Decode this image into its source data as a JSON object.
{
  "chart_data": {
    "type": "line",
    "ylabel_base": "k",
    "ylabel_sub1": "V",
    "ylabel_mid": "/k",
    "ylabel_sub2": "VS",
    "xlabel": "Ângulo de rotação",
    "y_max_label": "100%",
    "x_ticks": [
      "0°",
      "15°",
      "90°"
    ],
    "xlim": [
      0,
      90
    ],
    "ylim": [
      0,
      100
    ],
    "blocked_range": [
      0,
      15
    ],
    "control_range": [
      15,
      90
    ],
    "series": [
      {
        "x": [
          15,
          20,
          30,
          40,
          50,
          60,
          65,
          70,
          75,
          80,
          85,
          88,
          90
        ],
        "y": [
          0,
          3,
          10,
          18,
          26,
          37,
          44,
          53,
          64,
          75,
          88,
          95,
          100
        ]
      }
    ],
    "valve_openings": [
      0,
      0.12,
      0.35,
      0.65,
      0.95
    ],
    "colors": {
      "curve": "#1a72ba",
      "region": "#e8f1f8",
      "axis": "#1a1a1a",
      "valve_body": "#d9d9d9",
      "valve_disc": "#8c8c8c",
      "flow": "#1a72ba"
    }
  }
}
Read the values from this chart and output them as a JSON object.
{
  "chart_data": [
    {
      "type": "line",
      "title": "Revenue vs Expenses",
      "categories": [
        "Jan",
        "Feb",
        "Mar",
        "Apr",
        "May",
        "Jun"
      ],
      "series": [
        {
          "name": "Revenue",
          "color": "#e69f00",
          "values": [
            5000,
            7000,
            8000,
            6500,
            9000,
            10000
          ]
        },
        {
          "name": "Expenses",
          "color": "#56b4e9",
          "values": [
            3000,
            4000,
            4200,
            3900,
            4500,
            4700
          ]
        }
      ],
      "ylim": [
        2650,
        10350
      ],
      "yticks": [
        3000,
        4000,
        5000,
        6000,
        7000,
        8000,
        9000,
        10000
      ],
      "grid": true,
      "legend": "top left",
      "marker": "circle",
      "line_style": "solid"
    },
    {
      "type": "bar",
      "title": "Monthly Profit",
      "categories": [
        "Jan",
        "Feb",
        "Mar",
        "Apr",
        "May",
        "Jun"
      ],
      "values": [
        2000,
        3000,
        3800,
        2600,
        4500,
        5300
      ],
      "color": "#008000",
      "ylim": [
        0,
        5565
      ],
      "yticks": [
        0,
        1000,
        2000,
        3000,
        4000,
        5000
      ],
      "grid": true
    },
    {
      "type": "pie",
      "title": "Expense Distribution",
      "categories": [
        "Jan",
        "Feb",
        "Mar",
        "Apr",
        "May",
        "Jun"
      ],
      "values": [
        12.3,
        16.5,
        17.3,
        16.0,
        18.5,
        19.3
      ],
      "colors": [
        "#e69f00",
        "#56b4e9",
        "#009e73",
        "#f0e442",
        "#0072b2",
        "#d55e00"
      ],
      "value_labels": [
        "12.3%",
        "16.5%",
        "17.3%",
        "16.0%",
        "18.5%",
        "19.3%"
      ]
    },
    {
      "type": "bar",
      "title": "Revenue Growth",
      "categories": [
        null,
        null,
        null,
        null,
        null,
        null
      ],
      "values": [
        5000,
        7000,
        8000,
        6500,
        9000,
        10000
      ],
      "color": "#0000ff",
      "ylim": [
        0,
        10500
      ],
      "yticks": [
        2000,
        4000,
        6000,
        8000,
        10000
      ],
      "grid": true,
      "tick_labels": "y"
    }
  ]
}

Work to do
What is the number of lines in the listing above that contain the string "object"? Give only the number.

Solution below
2